■ **GOAL OF THE EXERCISE**: Repeat the records in full and exactly, omitting pictures.

Records excerpted from a collection:

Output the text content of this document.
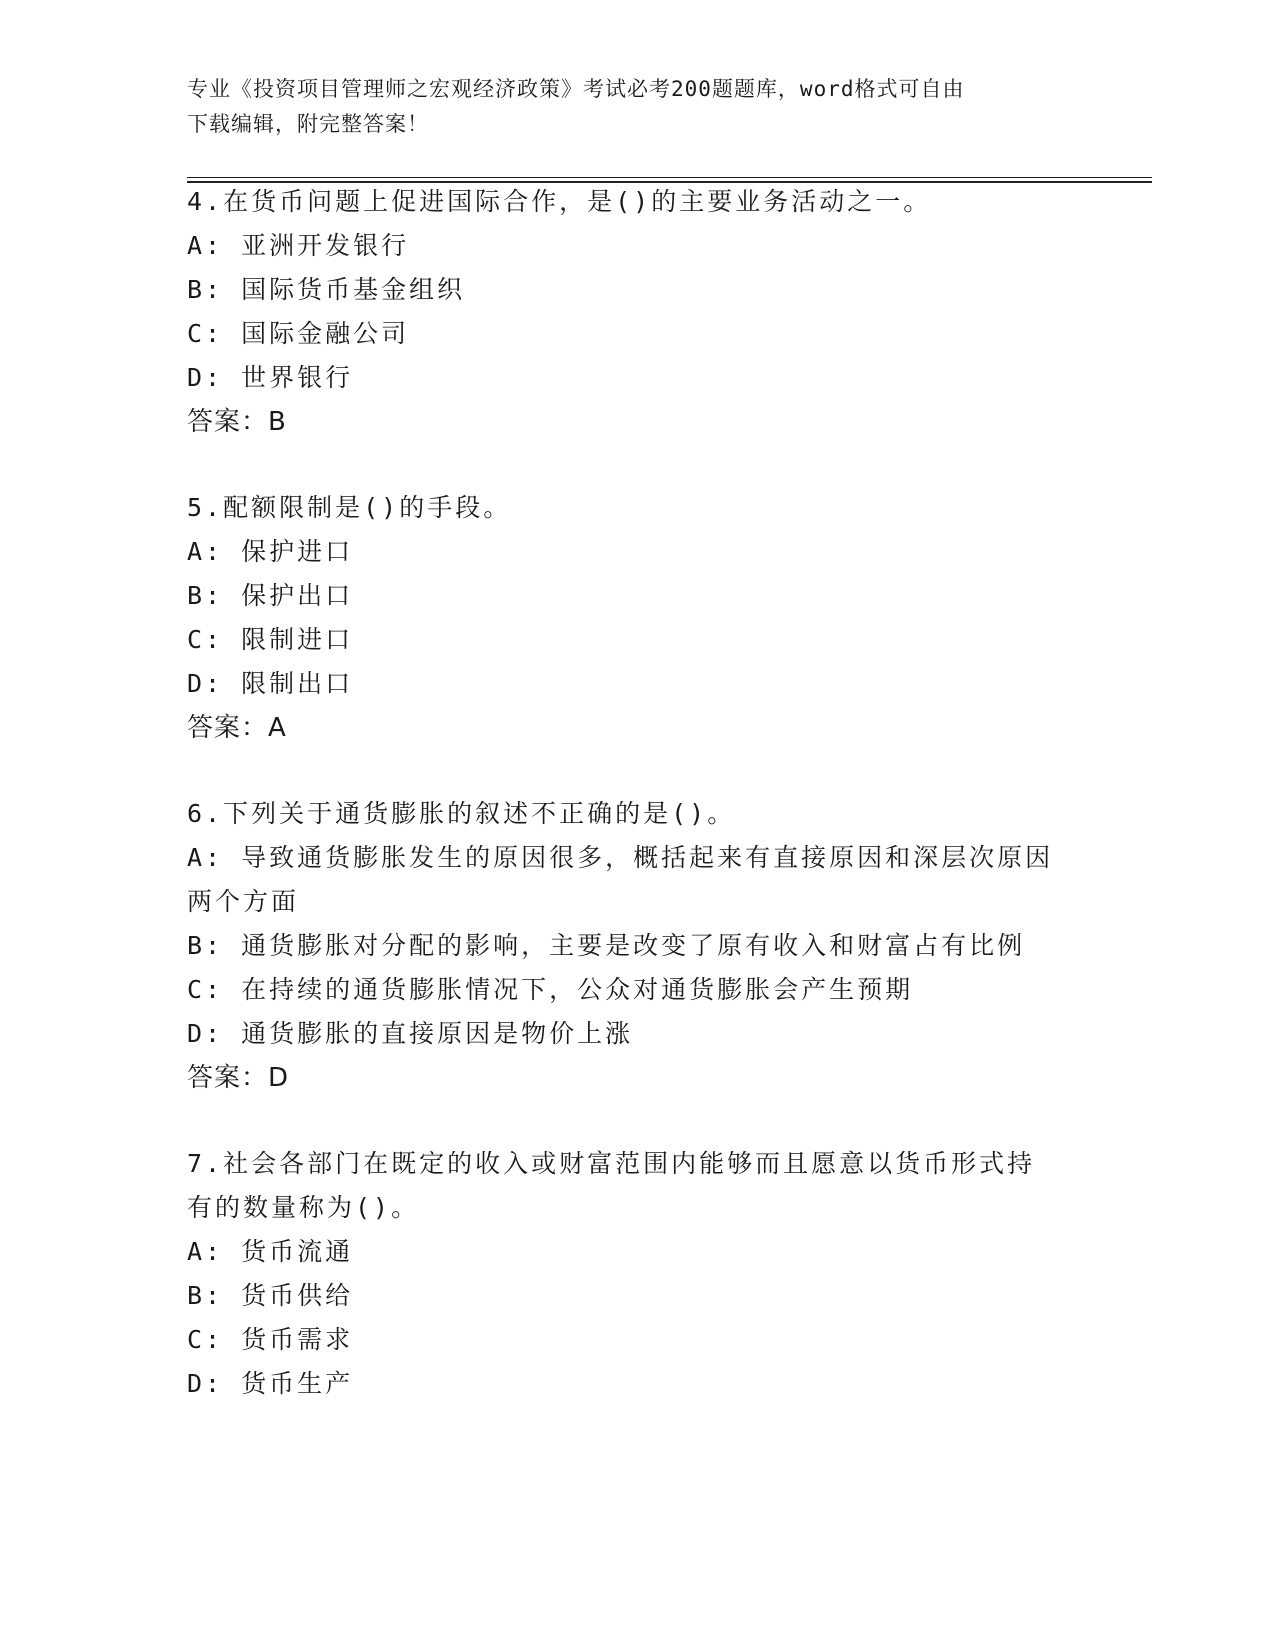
专业《投资项目管理师之宏观经济政策》考试必考200题题库，word格式可自由
下载编辑，附完整答案！
4.在货币问题上促进国际合作，是()的主要业务活动之一。
A: 亚洲开发银行
B: 国际货币基金组织
C: 国际金融公司
D: 世界银行
答案：B
5.配额限制是()的手段。
A: 保护进口
B: 保护出口
C: 限制进口
D: 限制出口
答案：A
6.下列关于通货膨胀的叙述不正确的是()。
A: 导致通货膨胀发生的原因很多，概括起来有直接原因和深层次原因
两个方面
B: 通货膨胀对分配的影响，主要是改变了原有收入和财富占有比例
C: 在持续的通货膨胀情况下，公众对通货膨胀会产生预期
D: 通货膨胀的直接原因是物价上涨
答案：D
7.社会各部门在既定的收入或财富范围内能够而且愿意以货币形式持
有的数量称为()。
A: 货币流通
B: 货币供给
C: 货币需求
D: 货币生产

■ **TASK RESPONSE**:
Output the text content of this document.
专业《投资项目管理师之宏观经济政策》考试必考200题题库，word格式可自由
下载编辑，附完整答案！
4.在货币问题上促进国际合作，是()的主要业务活动之一。
A: 亚洲开发银行
B: 国际货币基金组织
C: 国际金融公司
D: 世界银行
答案：B
5.配额限制是()的手段。
A: 保护进口
B: 保护出口
C: 限制进口
D: 限制出口
答案：A
6.下列关于通货膨胀的叙述不正确的是()。
A: 导致通货膨胀发生的原因很多，概括起来有直接原因和深层次原因
两个方面
B: 通货膨胀对分配的影响，主要是改变了原有收入和财富占有比例
C: 在持续的通货膨胀情况下，公众对通货膨胀会产生预期
D: 通货膨胀的直接原因是物价上涨
答案：D
7.社会各部门在既定的收入或财富范围内能够而且愿意以货币形式持
有的数量称为()。
A: 货币流通
B: 货币供给
C: 货币需求
D: 货币生产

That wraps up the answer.